PROBLEM REQUIREMENTS: Review the lines that follow and copy each one that contains the word "NCEP".

┌─ SUPPLIED MATERIAL

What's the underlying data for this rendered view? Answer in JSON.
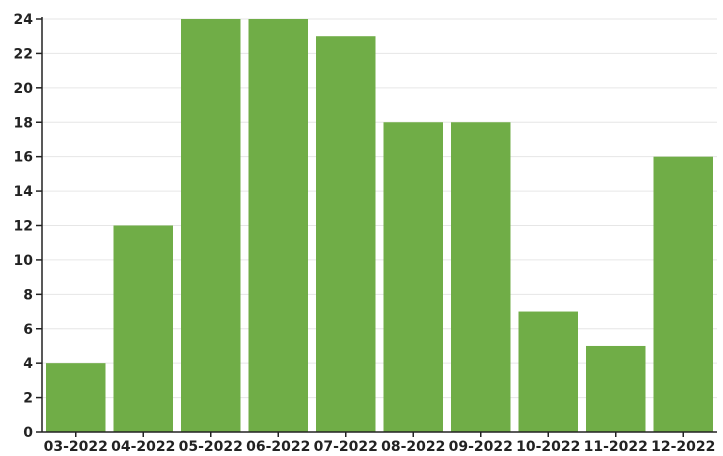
{
  "chart_data": {
    "type": "bar",
    "categories": [
      "03-2022",
      "04-2022",
      "05-2022",
      "06-2022",
      "07-2022",
      "08-2022",
      "09-2022",
      "10-2022",
      "11-2022",
      "12-2022"
    ],
    "values": [
      4,
      12,
      24,
      24,
      23,
      18,
      18,
      7,
      5,
      16
    ],
    "title": "",
    "xlabel": "",
    "ylabel": "",
    "ylim": [
      0,
      24
    ],
    "yticks": [
      0,
      2,
      4,
      6,
      8,
      10,
      12,
      14,
      16,
      18,
      20,
      22,
      24
    ],
    "grid": true,
    "bar_color": "#70ad47"
  }
}
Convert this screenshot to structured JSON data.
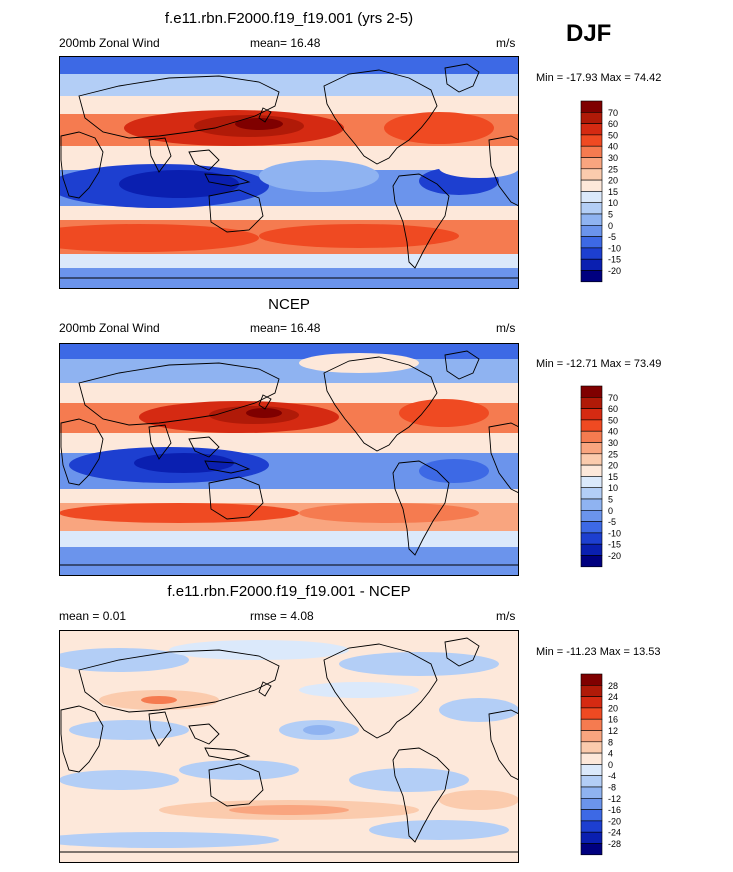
{
  "season": "DJF",
  "panels": [
    {
      "title": "f.e11.rbn.F2000.f19_f19.001 (yrs 2-5)",
      "left_label": "200mb Zonal Wind",
      "center_label": "mean=  16.48",
      "units": "m/s",
      "minmax": "Min = -17.93 Max =  74.42",
      "colorbar_labels": [
        "70",
        "60",
        "50",
        "40",
        "30",
        "25",
        "20",
        "15",
        "10",
        "5",
        "0",
        "-5",
        "-10",
        "-15",
        "-20"
      ]
    },
    {
      "title": "NCEP",
      "left_label": "200mb Zonal Wind",
      "center_label": "mean=  16.48",
      "units": "m/s",
      "minmax": "Min = -12.71 Max =  73.49",
      "colorbar_labels": [
        "70",
        "60",
        "50",
        "40",
        "30",
        "25",
        "20",
        "15",
        "10",
        "5",
        "0",
        "-5",
        "-10",
        "-15",
        "-20"
      ]
    },
    {
      "title": "f.e11.rbn.F2000.f19_f19.001 - NCEP",
      "left_label": "mean =   0.01",
      "center_label": "rmse =    4.08",
      "units": "m/s",
      "minmax": "Min = -11.23 Max =  13.53",
      "colorbar_labels": [
        "28",
        "24",
        "20",
        "16",
        "12",
        "8",
        "4",
        "0",
        "-4",
        "-8",
        "-12",
        "-16",
        "-20",
        "-24",
        "-28"
      ]
    }
  ],
  "colors": {
    "palette": [
      "#7f0000",
      "#b01a08",
      "#d52a12",
      "#ef4a22",
      "#f57b50",
      "#f9a57f",
      "#fbcbad",
      "#fde8da",
      "#dbe9fb",
      "#b3cef6",
      "#8fb3f1",
      "#6b94ec",
      "#3d69e5",
      "#1d3fd0",
      "#0a1fb0",
      "#00007f"
    ],
    "land_outline": "#000000"
  }
}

└─

FINAL RESULT:
      "title": "NCEP",
      "title": "f.e11.rbn.F2000.f19_f19.001 - NCEP",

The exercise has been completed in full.